▶ _Data shown_:
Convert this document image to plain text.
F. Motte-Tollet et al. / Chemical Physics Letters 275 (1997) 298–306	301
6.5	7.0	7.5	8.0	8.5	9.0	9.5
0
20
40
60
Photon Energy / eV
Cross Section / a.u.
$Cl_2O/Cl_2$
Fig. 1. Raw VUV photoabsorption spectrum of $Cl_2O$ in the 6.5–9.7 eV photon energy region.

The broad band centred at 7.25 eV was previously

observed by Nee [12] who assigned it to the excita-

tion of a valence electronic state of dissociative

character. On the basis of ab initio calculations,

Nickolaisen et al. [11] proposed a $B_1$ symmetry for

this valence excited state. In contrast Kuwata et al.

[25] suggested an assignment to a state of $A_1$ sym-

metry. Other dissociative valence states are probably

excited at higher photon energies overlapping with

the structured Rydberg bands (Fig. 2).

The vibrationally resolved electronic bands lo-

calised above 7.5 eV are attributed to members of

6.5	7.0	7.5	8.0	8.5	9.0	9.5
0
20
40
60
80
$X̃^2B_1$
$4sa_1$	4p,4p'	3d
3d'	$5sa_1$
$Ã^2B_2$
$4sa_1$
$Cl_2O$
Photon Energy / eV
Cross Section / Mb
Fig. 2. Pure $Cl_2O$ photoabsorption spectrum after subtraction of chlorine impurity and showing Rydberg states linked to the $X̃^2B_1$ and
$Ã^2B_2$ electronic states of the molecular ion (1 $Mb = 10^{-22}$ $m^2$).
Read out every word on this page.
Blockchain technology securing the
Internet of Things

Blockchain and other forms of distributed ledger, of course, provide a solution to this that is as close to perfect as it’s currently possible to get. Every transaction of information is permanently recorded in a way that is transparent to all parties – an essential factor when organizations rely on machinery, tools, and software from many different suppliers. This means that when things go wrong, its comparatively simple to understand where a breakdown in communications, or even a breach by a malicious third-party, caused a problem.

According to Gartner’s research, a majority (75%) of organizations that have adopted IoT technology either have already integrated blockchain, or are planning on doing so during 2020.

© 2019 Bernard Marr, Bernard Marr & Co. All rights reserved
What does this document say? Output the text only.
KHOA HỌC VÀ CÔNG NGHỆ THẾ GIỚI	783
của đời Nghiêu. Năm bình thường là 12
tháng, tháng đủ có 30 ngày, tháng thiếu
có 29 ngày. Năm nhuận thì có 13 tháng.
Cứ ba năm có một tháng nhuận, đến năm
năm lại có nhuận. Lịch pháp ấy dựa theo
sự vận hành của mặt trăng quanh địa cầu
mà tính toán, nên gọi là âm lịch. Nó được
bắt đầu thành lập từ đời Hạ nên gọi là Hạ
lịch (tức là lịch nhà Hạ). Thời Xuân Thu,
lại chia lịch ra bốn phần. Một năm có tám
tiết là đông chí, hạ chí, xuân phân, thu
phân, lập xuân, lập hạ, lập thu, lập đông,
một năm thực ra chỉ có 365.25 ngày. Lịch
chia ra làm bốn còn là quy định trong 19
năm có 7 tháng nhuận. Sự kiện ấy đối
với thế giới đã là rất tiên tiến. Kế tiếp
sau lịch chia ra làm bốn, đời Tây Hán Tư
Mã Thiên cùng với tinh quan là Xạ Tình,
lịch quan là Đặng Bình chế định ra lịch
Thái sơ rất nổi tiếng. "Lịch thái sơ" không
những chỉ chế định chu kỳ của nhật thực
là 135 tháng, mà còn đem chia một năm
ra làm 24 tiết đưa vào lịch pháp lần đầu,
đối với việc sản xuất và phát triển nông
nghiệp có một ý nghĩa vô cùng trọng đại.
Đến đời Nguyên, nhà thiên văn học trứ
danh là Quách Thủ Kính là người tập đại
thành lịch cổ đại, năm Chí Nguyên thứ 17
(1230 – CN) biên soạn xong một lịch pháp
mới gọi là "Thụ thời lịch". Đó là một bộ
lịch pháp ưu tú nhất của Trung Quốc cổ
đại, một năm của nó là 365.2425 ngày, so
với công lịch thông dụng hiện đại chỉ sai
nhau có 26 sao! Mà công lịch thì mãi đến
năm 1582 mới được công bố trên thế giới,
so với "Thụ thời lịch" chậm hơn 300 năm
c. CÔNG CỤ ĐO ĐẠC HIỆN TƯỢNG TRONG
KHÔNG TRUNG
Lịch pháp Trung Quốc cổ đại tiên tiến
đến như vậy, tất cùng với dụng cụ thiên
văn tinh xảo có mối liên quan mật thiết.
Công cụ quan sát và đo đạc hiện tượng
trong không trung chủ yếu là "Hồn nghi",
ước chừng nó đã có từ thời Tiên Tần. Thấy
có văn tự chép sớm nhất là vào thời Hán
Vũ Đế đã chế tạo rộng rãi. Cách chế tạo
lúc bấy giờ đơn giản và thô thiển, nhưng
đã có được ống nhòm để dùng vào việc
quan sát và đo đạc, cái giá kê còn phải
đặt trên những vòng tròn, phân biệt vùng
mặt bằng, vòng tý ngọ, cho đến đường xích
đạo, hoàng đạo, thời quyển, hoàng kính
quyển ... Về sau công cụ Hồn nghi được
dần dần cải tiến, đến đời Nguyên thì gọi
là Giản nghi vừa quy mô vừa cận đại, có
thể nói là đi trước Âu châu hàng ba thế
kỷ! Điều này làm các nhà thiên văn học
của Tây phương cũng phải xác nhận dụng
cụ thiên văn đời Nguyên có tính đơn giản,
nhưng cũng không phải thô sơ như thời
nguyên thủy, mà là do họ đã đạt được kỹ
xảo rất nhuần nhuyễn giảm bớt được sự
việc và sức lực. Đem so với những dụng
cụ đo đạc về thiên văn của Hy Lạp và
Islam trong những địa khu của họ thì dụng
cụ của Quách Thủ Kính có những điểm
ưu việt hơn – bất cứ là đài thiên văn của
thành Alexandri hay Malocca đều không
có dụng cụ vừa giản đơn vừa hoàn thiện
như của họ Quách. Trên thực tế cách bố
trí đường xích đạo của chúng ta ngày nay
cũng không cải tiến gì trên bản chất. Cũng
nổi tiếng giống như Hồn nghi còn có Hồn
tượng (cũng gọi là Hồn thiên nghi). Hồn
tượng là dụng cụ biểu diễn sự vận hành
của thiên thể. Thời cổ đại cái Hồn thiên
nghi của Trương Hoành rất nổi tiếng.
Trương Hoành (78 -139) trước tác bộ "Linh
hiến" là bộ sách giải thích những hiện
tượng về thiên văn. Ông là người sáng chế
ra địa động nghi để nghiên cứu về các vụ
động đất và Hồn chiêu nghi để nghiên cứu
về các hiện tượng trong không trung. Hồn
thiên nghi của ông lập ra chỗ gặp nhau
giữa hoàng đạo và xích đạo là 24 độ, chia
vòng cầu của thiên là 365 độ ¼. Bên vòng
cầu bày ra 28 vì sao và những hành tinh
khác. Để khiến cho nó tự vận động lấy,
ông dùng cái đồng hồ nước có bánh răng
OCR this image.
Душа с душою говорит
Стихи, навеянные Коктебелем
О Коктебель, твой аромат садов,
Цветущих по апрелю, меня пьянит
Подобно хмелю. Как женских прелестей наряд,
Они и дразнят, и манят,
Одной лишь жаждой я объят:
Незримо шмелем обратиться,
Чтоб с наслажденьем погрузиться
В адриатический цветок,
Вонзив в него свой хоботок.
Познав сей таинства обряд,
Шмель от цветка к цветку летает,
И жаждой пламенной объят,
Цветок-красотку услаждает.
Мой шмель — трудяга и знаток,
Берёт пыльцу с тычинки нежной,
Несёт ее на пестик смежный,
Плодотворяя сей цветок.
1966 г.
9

▶ _Work to do_:
Please output every record, keeping each line exact.

▶ _Output of the task_:
Convert this document image to plain text.
F. Motte-Tollet et al. / Chemical Physics Letters 275 (1997) 298–306	301
6.5	7.0	7.5	8.0	8.5	9.0	9.5
0
20
40
60
Photon Energy / eV
Cross Section / a.u.
$Cl_2O/Cl_2$
Fig. 1. Raw VUV photoabsorption spectrum of $Cl_2O$ in the 6.5–9.7 eV photon energy region.

The broad band centred at 7.25 eV was previously

observed by Nee [12] who assigned it to the excita-

tion of a valence electronic state of dissociative

character. On the basis of ab initio calculations,

Nickolaisen et al. [11] proposed a $B_1$ symmetry for

this valence excited state. In contrast Kuwata et al.

[25] suggested an assignment to a state of $A_1$ sym-

metry. Other dissociative valence states are probably

excited at higher photon energies overlapping with

the structured Rydberg bands (Fig. 2).

The vibrationally resolved electronic bands lo-

calised above 7.5 eV are attributed to members of

6.5	7.0	7.5	8.0	8.5	9.0	9.5
0
20
40
60
80
$X̃^2B_1$
$4sa_1$	4p,4p'	3d
3d'	$5sa_1$
$Ã^2B_2$
$4sa_1$
$Cl_2O$
Photon Energy / eV
Cross Section / Mb
Fig. 2. Pure $Cl_2O$ photoabsorption spectrum after subtraction of chlorine impurity and showing Rydberg states linked to the $X̃^2B_1$ and
$Ã^2B_2$ electronic states of the molecular ion (1 $Mb = 10^{-22}$ $m^2$).
Read out every word on this page.
Blockchain technology securing the
Internet of Things

Blockchain and other forms of distributed ledger, of course, provide a solution to this that is as close to perfect as it’s currently possible to get. Every transaction of information is permanently recorded in a way that is transparent to all parties – an essential factor when organizations rely on machinery, tools, and software from many different suppliers. This means that when things go wrong, its comparatively simple to understand where a breakdown in communications, or even a breach by a malicious third-party, caused a problem.

According to Gartner’s research, a majority (75%) of organizations that have adopted IoT technology either have already integrated blockchain, or are planning on doing so during 2020.

© 2019 Bernard Marr, Bernard Marr & Co. All rights reserved
What does this document say? Output the text only.
KHOA HỌC VÀ CÔNG NGHỆ THẾ GIỚI	783
của đời Nghiêu. Năm bình thường là 12
tháng, tháng đủ có 30 ngày, tháng thiếu
có 29 ngày. Năm nhuận thì có 13 tháng.
Cứ ba năm có một tháng nhuận, đến năm
năm lại có nhuận. Lịch pháp ấy dựa theo
sự vận hành của mặt trăng quanh địa cầu
mà tính toán, nên gọi là âm lịch. Nó được
bắt đầu thành lập từ đời Hạ nên gọi là Hạ
lịch (tức là lịch nhà Hạ). Thời Xuân Thu,
lại chia lịch ra bốn phần. Một năm có tám
tiết là đông chí, hạ chí, xuân phân, thu
phân, lập xuân, lập hạ, lập thu, lập đông,
một năm thực ra chỉ có 365.25 ngày. Lịch
chia ra làm bốn còn là quy định trong 19
năm có 7 tháng nhuận. Sự kiện ấy đối
với thế giới đã là rất tiên tiến. Kế tiếp
sau lịch chia ra làm bốn, đời Tây Hán Tư
Mã Thiên cùng với tinh quan là Xạ Tình,
lịch quan là Đặng Bình chế định ra lịch
Thái sơ rất nổi tiếng. "Lịch thái sơ" không
những chỉ chế định chu kỳ của nhật thực
là 135 tháng, mà còn đem chia một năm
ra làm 24 tiết đưa vào lịch pháp lần đầu,
đối với việc sản xuất và phát triển nông
nghiệp có một ý nghĩa vô cùng trọng đại.
Đến đời Nguyên, nhà thiên văn học trứ
danh là Quách Thủ Kính là người tập đại
thành lịch cổ đại, năm Chí Nguyên thứ 17
(1230 – CN) biên soạn xong một lịch pháp
mới gọi là "Thụ thời lịch". Đó là một bộ
lịch pháp ưu tú nhất của Trung Quốc cổ
đại, một năm của nó là 365.2425 ngày, so
với công lịch thông dụng hiện đại chỉ sai
nhau có 26 sao! Mà công lịch thì mãi đến
năm 1582 mới được công bố trên thế giới,
so với "Thụ thời lịch" chậm hơn 300 năm
c. CÔNG CỤ ĐO ĐẠC HIỆN TƯỢNG TRONG
KHÔNG TRUNG
Lịch pháp Trung Quốc cổ đại tiên tiến
đến như vậy, tất cùng với dụng cụ thiên
văn tinh xảo có mối liên quan mật thiết.
Công cụ quan sát và đo đạc hiện tượng
trong không trung chủ yếu là "Hồn nghi",
ước chừng nó đã có từ thời Tiên Tần. Thấy
có văn tự chép sớm nhất là vào thời Hán
Vũ Đế đã chế tạo rộng rãi. Cách chế tạo
lúc bấy giờ đơn giản và thô thiển, nhưng
đã có được ống nhòm để dùng vào việc
quan sát và đo đạc, cái giá kê còn phải
đặt trên những vòng tròn, phân biệt vùng
mặt bằng, vòng tý ngọ, cho đến đường xích
đạo, hoàng đạo, thời quyển, hoàng kính
quyển ... Về sau công cụ Hồn nghi được
dần dần cải tiến, đến đời Nguyên thì gọi
là Giản nghi vừa quy mô vừa cận đại, có
thể nói là đi trước Âu châu hàng ba thế
kỷ! Điều này làm các nhà thiên văn học
của Tây phương cũng phải xác nhận dụng
cụ thiên văn đời Nguyên có tính đơn giản,
nhưng cũng không phải thô sơ như thời
nguyên thủy, mà là do họ đã đạt được kỹ
xảo rất nhuần nhuyễn giảm bớt được sự
việc và sức lực. Đem so với những dụng
cụ đo đạc về thiên văn của Hy Lạp và
Islam trong những địa khu của họ thì dụng
cụ của Quách Thủ Kính có những điểm
ưu việt hơn – bất cứ là đài thiên văn của
thành Alexandri hay Malocca đều không
có dụng cụ vừa giản đơn vừa hoàn thiện
như của họ Quách. Trên thực tế cách bố
trí đường xích đạo của chúng ta ngày nay
cũng không cải tiến gì trên bản chất. Cũng
nổi tiếng giống như Hồn nghi còn có Hồn
tượng (cũng gọi là Hồn thiên nghi). Hồn
tượng là dụng cụ biểu diễn sự vận hành
của thiên thể. Thời cổ đại cái Hồn thiên
nghi của Trương Hoành rất nổi tiếng.
Trương Hoành (78 -139) trước tác bộ "Linh
hiến" là bộ sách giải thích những hiện
tượng về thiên văn. Ông là người sáng chế
ra địa động nghi để nghiên cứu về các vụ
động đất và Hồn chiêu nghi để nghiên cứu
về các hiện tượng trong không trung. Hồn
thiên nghi của ông lập ra chỗ gặp nhau
giữa hoàng đạo và xích đạo là 24 độ, chia
vòng cầu của thiên là 365 độ ¼. Bên vòng
cầu bày ra 28 vì sao và những hành tinh
khác. Để khiến cho nó tự vận động lấy,
ông dùng cái đồng hồ nước có bánh răng
OCR this image.
Душа с душою говорит
Стихи, навеянные Коктебелем
О Коктебель, твой аромат садов,
Цветущих по апрелю, меня пьянит
Подобно хмелю. Как женских прелестей наряд,
Они и дразнят, и манят,
Одной лишь жаждой я объят:
Незримо шмелем обратиться,
Чтоб с наслажденьем погрузиться
В адриатический цветок,
Вонзив в него свой хоботок.
Познав сей таинства обряд,
Шмель от цветка к цветку летает,
И жаждой пламенной объят,
Цветок-красотку услаждает.
Мой шмель — трудяга и знаток,
Берёт пыльцу с тычинки нежной,
Несёт ее на пестик смежный,
Плодотворяя сей цветок.
1966 г.
9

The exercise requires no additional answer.